# [DATA SHOWN]
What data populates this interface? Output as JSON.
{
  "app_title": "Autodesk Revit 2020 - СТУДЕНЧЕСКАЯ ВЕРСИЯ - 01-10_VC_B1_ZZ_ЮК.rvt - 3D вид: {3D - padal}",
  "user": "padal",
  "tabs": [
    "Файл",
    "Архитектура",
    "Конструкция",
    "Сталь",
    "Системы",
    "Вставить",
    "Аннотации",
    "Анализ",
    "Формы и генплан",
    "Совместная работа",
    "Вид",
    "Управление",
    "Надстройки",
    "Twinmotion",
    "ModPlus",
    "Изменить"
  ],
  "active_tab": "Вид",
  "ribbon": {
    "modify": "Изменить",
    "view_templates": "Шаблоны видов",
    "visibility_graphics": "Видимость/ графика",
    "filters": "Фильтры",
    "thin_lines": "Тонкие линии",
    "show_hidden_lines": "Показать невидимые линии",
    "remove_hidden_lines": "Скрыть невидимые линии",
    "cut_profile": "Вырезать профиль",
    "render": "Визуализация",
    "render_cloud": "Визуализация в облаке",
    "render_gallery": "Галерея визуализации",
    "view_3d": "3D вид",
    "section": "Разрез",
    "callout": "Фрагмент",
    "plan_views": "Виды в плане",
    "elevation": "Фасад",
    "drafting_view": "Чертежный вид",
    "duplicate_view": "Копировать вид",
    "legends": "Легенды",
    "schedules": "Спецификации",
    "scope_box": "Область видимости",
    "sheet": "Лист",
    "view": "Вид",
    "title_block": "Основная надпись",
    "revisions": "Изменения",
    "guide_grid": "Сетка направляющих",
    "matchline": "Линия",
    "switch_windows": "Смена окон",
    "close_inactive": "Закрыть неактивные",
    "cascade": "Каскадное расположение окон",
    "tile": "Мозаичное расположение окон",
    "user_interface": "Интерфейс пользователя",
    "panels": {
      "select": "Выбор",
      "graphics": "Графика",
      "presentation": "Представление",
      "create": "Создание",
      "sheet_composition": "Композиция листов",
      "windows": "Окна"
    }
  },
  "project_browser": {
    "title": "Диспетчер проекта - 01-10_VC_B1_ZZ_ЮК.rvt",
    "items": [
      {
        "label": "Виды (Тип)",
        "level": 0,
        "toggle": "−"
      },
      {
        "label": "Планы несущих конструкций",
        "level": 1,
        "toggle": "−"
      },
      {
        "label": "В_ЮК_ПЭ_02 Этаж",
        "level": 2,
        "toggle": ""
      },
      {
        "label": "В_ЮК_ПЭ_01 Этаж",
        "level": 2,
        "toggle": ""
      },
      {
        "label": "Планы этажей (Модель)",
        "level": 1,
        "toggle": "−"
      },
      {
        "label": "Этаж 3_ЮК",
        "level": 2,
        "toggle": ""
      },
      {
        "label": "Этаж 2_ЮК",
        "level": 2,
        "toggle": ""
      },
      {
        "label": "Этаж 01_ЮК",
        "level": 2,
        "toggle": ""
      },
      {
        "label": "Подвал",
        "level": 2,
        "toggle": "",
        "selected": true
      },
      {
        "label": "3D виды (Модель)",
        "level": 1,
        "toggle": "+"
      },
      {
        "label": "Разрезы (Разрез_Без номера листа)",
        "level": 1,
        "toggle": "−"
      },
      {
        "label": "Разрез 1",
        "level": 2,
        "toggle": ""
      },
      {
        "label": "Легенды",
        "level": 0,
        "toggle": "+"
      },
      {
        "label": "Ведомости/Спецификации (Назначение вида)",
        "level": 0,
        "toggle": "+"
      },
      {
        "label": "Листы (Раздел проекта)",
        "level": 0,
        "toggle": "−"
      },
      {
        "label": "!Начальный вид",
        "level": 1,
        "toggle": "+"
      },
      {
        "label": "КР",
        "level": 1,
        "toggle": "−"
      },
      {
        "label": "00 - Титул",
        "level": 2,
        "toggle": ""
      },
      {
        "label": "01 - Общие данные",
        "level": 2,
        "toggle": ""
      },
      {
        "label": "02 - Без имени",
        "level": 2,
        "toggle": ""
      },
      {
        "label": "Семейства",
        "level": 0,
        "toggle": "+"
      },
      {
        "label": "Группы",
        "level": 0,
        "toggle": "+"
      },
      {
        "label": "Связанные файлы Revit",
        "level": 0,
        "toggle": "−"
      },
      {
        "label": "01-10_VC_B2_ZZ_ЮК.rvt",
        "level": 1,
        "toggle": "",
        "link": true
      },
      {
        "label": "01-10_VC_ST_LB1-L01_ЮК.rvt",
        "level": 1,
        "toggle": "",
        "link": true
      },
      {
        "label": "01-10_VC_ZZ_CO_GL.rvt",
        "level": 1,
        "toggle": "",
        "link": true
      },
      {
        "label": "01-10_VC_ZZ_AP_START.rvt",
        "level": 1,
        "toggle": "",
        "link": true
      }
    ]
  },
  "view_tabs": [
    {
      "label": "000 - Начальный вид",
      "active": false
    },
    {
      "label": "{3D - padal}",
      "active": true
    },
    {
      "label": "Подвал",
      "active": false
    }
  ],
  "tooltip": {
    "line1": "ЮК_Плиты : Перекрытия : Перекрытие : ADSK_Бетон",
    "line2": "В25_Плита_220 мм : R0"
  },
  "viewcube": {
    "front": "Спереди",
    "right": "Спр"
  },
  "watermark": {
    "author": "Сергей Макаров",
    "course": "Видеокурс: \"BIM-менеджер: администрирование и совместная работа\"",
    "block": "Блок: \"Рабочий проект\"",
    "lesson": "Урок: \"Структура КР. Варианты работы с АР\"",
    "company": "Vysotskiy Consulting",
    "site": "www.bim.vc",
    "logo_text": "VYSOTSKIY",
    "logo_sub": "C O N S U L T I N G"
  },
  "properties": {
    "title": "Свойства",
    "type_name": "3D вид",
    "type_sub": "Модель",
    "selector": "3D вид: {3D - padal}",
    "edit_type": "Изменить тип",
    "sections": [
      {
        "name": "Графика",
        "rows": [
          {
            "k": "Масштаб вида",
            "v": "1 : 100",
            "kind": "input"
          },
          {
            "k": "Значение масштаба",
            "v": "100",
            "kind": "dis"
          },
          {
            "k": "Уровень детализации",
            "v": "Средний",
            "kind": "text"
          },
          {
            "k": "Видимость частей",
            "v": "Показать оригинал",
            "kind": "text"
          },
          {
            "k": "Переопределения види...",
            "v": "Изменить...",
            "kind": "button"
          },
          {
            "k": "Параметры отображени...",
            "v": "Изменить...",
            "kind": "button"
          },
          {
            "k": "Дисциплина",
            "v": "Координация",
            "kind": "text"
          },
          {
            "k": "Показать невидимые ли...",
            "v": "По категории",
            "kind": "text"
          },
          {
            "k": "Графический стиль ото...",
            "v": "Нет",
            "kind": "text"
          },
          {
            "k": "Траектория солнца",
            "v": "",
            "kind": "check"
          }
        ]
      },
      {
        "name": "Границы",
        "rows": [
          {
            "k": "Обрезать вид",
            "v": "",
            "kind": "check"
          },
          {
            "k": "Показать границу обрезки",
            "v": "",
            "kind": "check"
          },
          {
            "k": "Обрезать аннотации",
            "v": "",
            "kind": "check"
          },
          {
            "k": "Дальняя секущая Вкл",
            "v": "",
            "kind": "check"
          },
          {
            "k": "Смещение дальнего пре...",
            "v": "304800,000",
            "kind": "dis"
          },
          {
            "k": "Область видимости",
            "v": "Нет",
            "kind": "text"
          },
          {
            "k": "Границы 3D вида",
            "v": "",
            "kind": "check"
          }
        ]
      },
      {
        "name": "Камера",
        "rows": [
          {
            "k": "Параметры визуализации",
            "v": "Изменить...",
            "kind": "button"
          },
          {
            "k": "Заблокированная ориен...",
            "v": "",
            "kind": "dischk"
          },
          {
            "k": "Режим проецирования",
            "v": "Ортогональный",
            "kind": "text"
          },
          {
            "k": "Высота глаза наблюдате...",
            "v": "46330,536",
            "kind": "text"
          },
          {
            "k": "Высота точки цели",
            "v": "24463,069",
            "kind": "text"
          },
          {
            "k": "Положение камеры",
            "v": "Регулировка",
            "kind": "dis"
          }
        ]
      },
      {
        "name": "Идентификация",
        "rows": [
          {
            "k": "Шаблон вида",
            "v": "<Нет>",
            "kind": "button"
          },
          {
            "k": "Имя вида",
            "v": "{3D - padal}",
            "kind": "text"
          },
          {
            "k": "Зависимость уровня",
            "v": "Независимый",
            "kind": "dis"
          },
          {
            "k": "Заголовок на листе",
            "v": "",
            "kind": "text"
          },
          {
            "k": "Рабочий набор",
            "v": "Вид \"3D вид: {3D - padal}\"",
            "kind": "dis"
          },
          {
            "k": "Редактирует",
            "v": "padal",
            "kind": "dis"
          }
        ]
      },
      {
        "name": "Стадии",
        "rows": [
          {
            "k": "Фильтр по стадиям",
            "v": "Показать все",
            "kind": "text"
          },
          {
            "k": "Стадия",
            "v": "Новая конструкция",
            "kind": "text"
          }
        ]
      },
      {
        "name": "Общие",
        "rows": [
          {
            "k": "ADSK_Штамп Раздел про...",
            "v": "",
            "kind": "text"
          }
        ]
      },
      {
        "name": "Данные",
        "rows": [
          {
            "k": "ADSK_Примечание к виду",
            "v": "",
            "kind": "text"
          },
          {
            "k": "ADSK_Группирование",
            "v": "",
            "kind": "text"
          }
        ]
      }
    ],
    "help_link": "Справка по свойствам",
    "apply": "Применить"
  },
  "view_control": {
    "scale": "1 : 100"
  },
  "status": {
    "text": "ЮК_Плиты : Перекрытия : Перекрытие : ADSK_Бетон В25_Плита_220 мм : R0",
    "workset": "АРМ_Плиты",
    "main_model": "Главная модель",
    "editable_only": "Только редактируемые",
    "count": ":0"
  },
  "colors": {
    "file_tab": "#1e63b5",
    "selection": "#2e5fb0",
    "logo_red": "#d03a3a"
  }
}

# [EXERCISE OBJECTIVE]
Pull every line holding "расположение" out of the records.

# [RESULT FOR THIS EXERCISE]
    "cascade": "Каскадное расположение окон",
    "tile": "Мозаичное расположение окон",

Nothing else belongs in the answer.